■ Extracted data entries:

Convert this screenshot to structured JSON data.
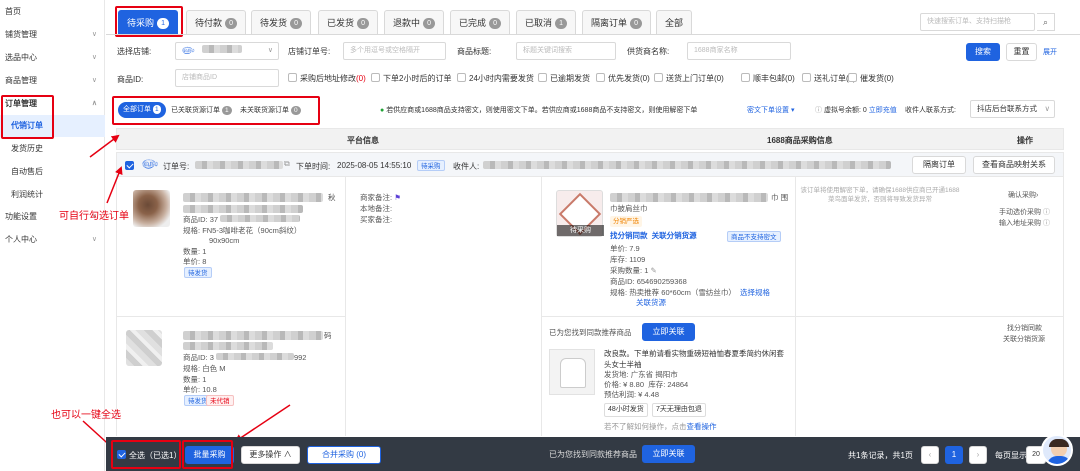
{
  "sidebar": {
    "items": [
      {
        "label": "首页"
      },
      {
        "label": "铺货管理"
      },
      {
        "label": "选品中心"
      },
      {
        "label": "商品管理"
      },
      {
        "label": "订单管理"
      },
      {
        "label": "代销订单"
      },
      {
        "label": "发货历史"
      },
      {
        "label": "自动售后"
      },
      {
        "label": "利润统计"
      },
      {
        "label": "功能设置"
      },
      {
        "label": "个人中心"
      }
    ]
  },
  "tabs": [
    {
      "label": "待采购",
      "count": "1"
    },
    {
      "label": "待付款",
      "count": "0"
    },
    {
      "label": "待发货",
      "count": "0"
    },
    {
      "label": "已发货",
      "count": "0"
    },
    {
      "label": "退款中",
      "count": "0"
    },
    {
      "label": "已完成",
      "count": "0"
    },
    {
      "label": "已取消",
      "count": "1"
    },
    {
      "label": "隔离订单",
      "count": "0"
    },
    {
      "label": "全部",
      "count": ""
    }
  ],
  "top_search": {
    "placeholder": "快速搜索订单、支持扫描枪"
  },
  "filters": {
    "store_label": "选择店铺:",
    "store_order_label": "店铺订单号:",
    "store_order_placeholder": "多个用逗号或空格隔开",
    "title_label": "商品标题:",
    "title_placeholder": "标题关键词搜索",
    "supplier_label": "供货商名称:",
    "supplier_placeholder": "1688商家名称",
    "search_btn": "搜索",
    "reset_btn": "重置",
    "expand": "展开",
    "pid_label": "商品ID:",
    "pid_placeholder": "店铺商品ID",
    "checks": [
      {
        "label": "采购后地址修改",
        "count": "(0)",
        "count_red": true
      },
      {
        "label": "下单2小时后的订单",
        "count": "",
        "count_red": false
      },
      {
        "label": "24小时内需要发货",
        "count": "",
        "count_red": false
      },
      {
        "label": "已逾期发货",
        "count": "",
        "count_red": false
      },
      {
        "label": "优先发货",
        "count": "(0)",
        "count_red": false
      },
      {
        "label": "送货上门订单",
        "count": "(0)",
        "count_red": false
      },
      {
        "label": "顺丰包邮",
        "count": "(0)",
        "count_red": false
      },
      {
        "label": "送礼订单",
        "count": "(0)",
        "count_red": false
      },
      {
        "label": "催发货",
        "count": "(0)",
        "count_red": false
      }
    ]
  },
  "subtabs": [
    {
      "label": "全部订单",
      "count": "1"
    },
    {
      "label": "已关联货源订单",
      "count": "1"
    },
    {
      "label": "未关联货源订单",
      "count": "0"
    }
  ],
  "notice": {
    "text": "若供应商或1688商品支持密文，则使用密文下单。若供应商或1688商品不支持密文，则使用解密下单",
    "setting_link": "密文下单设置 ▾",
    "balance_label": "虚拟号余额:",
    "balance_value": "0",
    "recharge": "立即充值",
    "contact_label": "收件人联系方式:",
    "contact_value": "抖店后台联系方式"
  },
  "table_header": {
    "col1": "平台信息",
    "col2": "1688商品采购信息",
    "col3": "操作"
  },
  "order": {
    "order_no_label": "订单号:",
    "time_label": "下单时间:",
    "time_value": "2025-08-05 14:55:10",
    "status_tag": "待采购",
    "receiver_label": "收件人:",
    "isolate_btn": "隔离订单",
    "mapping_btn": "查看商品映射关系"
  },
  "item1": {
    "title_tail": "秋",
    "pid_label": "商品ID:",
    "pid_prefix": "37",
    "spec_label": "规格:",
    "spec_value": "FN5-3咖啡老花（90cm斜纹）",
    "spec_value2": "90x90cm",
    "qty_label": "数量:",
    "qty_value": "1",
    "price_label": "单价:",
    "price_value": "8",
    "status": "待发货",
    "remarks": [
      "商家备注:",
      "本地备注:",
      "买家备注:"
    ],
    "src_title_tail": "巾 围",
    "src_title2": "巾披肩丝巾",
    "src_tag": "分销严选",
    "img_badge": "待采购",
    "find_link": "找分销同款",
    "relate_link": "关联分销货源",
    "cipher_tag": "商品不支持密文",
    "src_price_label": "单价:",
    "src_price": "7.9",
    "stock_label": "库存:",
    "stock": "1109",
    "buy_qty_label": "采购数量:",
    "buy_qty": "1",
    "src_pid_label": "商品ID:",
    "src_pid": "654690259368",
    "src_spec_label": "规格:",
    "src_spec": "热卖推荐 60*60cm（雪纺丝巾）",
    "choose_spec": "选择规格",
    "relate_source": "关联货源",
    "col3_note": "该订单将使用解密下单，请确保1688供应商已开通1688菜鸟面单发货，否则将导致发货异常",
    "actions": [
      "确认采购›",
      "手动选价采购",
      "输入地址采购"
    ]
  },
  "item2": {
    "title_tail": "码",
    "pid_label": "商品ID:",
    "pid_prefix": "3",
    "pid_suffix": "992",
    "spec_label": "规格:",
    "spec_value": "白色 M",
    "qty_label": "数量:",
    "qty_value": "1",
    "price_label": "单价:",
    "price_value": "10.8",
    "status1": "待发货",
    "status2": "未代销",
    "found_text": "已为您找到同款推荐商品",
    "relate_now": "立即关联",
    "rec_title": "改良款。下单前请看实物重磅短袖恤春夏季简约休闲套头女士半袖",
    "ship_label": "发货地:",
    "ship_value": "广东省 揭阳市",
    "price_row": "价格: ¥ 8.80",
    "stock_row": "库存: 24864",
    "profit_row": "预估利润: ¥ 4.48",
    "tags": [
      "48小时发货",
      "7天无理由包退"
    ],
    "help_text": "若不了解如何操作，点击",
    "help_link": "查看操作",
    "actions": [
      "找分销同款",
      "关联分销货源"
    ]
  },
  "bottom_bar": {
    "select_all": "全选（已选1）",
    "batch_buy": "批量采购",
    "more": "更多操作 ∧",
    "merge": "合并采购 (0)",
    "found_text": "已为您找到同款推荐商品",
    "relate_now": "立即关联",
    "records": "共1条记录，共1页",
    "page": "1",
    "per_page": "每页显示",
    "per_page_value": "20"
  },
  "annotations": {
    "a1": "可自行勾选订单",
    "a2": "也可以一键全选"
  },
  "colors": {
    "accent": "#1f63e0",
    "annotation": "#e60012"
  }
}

■ EXERCISE GOAL: Pictures are excluded; copy all other data exactly as shown.

■ EXPECTED ANSWER:
Convert this screenshot to structured JSON data.
{
  "sidebar": {
    "items": [
      {
        "label": "首页"
      },
      {
        "label": "铺货管理"
      },
      {
        "label": "选品中心"
      },
      {
        "label": "商品管理"
      },
      {
        "label": "订单管理"
      },
      {
        "label": "代销订单"
      },
      {
        "label": "发货历史"
      },
      {
        "label": "自动售后"
      },
      {
        "label": "利润统计"
      },
      {
        "label": "功能设置"
      },
      {
        "label": "个人中心"
      }
    ]
  },
  "tabs": [
    {
      "label": "待采购",
      "count": "1"
    },
    {
      "label": "待付款",
      "count": "0"
    },
    {
      "label": "待发货",
      "count": "0"
    },
    {
      "label": "已发货",
      "count": "0"
    },
    {
      "label": "退款中",
      "count": "0"
    },
    {
      "label": "已完成",
      "count": "0"
    },
    {
      "label": "已取消",
      "count": "1"
    },
    {
      "label": "隔离订单",
      "count": "0"
    },
    {
      "label": "全部",
      "count": ""
    }
  ],
  "top_search": {
    "placeholder": "快速搜索订单、支持扫描枪"
  },
  "filters": {
    "store_label": "选择店铺:",
    "store_order_label": "店铺订单号:",
    "store_order_placeholder": "多个用逗号或空格隔开",
    "title_label": "商品标题:",
    "title_placeholder": "标题关键词搜索",
    "supplier_label": "供货商名称:",
    "supplier_placeholder": "1688商家名称",
    "search_btn": "搜索",
    "reset_btn": "重置",
    "expand": "展开",
    "pid_label": "商品ID:",
    "pid_placeholder": "店铺商品ID",
    "checks": [
      {
        "label": "采购后地址修改",
        "count": "(0)",
        "count_red": true
      },
      {
        "label": "下单2小时后的订单",
        "count": "",
        "count_red": false
      },
      {
        "label": "24小时内需要发货",
        "count": "",
        "count_red": false
      },
      {
        "label": "已逾期发货",
        "count": "",
        "count_red": false
      },
      {
        "label": "优先发货",
        "count": "(0)",
        "count_red": false
      },
      {
        "label": "送货上门订单",
        "count": "(0)",
        "count_red": false
      },
      {
        "label": "顺丰包邮",
        "count": "(0)",
        "count_red": false
      },
      {
        "label": "送礼订单",
        "count": "(0)",
        "count_red": false
      },
      {
        "label": "催发货",
        "count": "(0)",
        "count_red": false
      }
    ]
  },
  "subtabs": [
    {
      "label": "全部订单",
      "count": "1"
    },
    {
      "label": "已关联货源订单",
      "count": "1"
    },
    {
      "label": "未关联货源订单",
      "count": "0"
    }
  ],
  "notice": {
    "text": "若供应商或1688商品支持密文，则使用密文下单。若供应商或1688商品不支持密文，则使用解密下单",
    "setting_link": "密文下单设置 ▾",
    "balance_label": "虚拟号余额:",
    "balance_value": "0",
    "recharge": "立即充值",
    "contact_label": "收件人联系方式:",
    "contact_value": "抖店后台联系方式"
  },
  "table_header": {
    "col1": "平台信息",
    "col2": "1688商品采购信息",
    "col3": "操作"
  },
  "order": {
    "order_no_label": "订单号:",
    "time_label": "下单时间:",
    "time_value": "2025-08-05 14:55:10",
    "status_tag": "待采购",
    "receiver_label": "收件人:",
    "isolate_btn": "隔离订单",
    "mapping_btn": "查看商品映射关系"
  },
  "item1": {
    "title_tail": "秋",
    "pid_label": "商品ID:",
    "pid_prefix": "37",
    "spec_label": "规格:",
    "spec_value": "FN5-3咖啡老花（90cm斜纹）",
    "spec_value2": "90x90cm",
    "qty_label": "数量:",
    "qty_value": "1",
    "price_label": "单价:",
    "price_value": "8",
    "status": "待发货",
    "remarks": [
      "商家备注:",
      "本地备注:",
      "买家备注:"
    ],
    "src_title_tail": "巾 围",
    "src_title2": "巾披肩丝巾",
    "src_tag": "分销严选",
    "img_badge": "待采购",
    "find_link": "找分销同款",
    "relate_link": "关联分销货源",
    "cipher_tag": "商品不支持密文",
    "src_price_label": "单价:",
    "src_price": "7.9",
    "stock_label": "库存:",
    "stock": "1109",
    "buy_qty_label": "采购数量:",
    "buy_qty": "1",
    "src_pid_label": "商品ID:",
    "src_pid": "654690259368",
    "src_spec_label": "规格:",
    "src_spec": "热卖推荐 60*60cm（雪纺丝巾）",
    "choose_spec": "选择规格",
    "relate_source": "关联货源",
    "col3_note": "该订单将使用解密下单，请确保1688供应商已开通1688菜鸟面单发货，否则将导致发货异常",
    "actions": [
      "确认采购›",
      "手动选价采购",
      "输入地址采购"
    ]
  },
  "item2": {
    "title_tail": "码",
    "pid_label": "商品ID:",
    "pid_prefix": "3",
    "pid_suffix": "992",
    "spec_label": "规格:",
    "spec_value": "白色 M",
    "qty_label": "数量:",
    "qty_value": "1",
    "price_label": "单价:",
    "price_value": "10.8",
    "status1": "待发货",
    "status2": "未代销",
    "found_text": "已为您找到同款推荐商品",
    "relate_now": "立即关联",
    "rec_title": "改良款。下单前请看实物重磅短袖恤春夏季简约休闲套头女士半袖",
    "ship_label": "发货地:",
    "ship_value": "广东省 揭阳市",
    "price_row": "价格: ¥ 8.80",
    "stock_row": "库存: 24864",
    "profit_row": "预估利润: ¥ 4.48",
    "tags": [
      "48小时发货",
      "7天无理由包退"
    ],
    "help_text": "若不了解如何操作，点击",
    "help_link": "查看操作",
    "actions": [
      "找分销同款",
      "关联分销货源"
    ]
  },
  "bottom_bar": {
    "select_all": "全选（已选1）",
    "batch_buy": "批量采购",
    "more": "更多操作 ∧",
    "merge": "合并采购 (0)",
    "found_text": "已为您找到同款推荐商品",
    "relate_now": "立即关联",
    "records": "共1条记录，共1页",
    "page": "1",
    "per_page": "每页显示",
    "per_page_value": "20"
  },
  "annotations": {
    "a1": "可自行勾选订单",
    "a2": "也可以一键全选"
  },
  "colors": {
    "accent": "#1f63e0",
    "annotation": "#e60012"
  }
}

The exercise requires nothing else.